_WORK TO BE COMPLETED:_ Your task is to locate every line holding the string "AVENUE" and to copy each of them.

_ _ _ _ _

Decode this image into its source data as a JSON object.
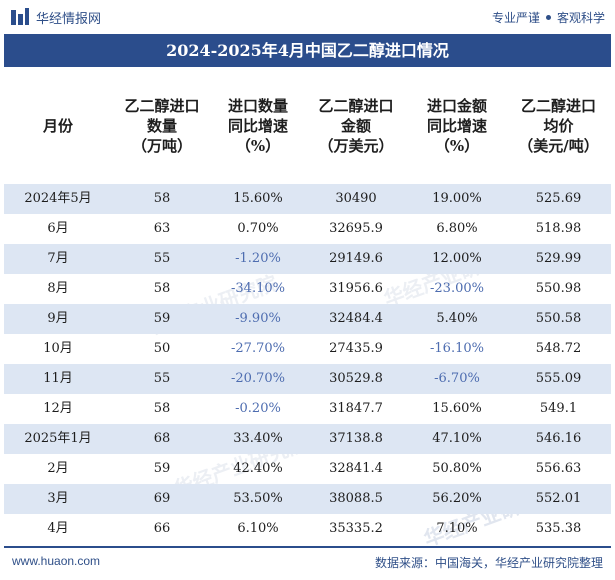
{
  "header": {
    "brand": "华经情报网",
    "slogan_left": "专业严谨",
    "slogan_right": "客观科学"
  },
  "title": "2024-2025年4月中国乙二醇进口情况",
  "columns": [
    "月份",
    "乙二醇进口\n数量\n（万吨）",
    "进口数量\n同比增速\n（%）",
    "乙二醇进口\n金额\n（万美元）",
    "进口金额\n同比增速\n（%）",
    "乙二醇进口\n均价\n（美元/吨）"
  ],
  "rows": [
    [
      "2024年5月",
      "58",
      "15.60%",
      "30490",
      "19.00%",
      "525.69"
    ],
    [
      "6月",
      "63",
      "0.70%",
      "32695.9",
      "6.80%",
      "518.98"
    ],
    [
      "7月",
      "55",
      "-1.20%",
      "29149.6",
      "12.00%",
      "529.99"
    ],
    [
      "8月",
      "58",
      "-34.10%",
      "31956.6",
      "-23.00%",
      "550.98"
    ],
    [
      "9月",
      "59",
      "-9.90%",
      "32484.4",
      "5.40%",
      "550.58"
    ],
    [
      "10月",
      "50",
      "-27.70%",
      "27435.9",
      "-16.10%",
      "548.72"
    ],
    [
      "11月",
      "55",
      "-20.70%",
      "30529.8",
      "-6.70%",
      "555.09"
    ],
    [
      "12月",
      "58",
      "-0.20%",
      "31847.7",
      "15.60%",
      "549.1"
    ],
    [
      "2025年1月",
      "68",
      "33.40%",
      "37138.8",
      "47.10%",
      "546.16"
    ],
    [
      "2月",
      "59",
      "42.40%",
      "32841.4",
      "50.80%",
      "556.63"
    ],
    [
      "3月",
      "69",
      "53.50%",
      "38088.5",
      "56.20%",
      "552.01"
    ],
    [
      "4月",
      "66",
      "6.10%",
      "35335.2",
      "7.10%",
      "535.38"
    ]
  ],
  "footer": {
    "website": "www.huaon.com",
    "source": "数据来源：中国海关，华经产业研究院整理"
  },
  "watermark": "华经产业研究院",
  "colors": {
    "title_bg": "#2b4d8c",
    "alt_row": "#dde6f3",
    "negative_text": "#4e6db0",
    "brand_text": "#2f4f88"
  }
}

_ _ _ _ _

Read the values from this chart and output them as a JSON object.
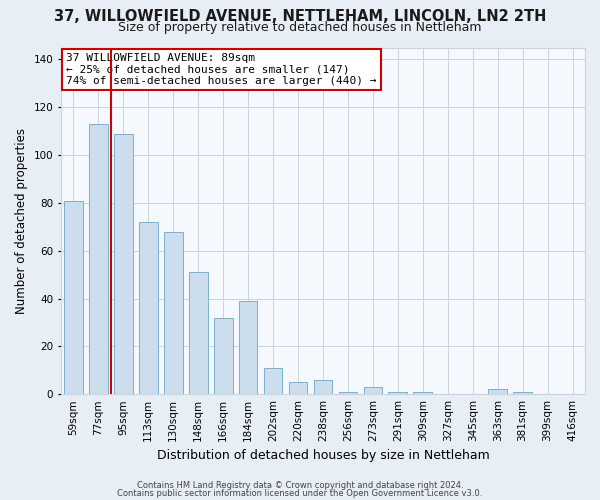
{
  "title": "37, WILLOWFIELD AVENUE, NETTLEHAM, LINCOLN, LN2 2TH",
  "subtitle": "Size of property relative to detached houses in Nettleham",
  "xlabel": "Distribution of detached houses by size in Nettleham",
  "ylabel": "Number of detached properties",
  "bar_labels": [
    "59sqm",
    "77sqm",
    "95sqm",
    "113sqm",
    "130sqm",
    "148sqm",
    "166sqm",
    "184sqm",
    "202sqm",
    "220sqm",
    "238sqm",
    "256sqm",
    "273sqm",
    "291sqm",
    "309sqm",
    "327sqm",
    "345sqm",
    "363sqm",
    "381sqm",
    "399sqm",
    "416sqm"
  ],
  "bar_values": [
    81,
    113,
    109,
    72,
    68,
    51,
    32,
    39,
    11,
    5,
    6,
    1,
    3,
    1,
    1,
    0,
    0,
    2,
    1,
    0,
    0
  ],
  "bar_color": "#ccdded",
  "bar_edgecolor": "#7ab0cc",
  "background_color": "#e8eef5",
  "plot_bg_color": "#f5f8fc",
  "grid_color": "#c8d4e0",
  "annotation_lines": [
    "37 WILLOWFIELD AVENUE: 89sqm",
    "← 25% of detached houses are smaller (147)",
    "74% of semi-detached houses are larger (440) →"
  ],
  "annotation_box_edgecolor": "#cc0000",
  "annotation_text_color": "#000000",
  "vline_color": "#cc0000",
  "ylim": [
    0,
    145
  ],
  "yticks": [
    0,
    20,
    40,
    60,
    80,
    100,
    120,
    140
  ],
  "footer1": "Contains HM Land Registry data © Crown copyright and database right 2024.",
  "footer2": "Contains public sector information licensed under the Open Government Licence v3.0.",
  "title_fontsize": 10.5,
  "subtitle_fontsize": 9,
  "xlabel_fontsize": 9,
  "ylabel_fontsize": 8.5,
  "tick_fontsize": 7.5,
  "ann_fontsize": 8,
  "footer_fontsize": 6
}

_ _ _ _ _

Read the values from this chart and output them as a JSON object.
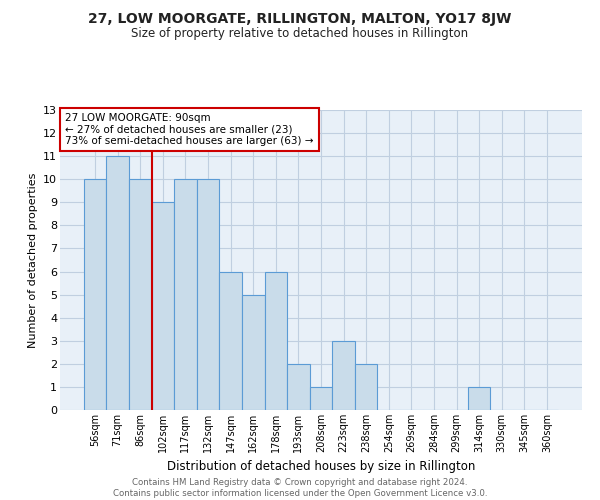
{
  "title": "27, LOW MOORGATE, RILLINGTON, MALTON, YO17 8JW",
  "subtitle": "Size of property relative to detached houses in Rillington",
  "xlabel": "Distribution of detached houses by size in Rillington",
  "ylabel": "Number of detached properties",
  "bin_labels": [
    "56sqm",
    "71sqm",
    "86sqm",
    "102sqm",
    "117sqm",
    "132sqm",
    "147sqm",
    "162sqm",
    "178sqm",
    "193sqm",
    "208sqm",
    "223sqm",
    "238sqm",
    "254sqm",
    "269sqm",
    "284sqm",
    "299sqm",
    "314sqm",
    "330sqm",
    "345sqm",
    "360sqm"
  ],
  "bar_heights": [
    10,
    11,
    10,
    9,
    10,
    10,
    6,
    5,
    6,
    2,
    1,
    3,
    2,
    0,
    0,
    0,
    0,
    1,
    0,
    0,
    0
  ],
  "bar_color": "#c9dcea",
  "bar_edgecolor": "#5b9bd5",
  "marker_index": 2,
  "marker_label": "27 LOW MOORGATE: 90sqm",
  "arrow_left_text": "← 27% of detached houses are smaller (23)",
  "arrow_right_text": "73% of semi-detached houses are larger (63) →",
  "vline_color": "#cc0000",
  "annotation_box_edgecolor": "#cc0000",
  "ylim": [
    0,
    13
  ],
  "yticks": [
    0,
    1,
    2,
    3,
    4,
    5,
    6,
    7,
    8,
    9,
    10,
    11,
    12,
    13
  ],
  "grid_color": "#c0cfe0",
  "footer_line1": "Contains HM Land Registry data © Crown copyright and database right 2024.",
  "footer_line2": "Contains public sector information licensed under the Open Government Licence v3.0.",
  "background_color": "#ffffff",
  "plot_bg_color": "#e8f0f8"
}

_ _ _ _ _

_EXERCISE ANSWER:_
  "title": "37, WILLOWFIELD AVENUE, NETTLEHAM, LINCOLN, LN2 2TH",
    "37 WILLOWFIELD AVENUE: 89sqm",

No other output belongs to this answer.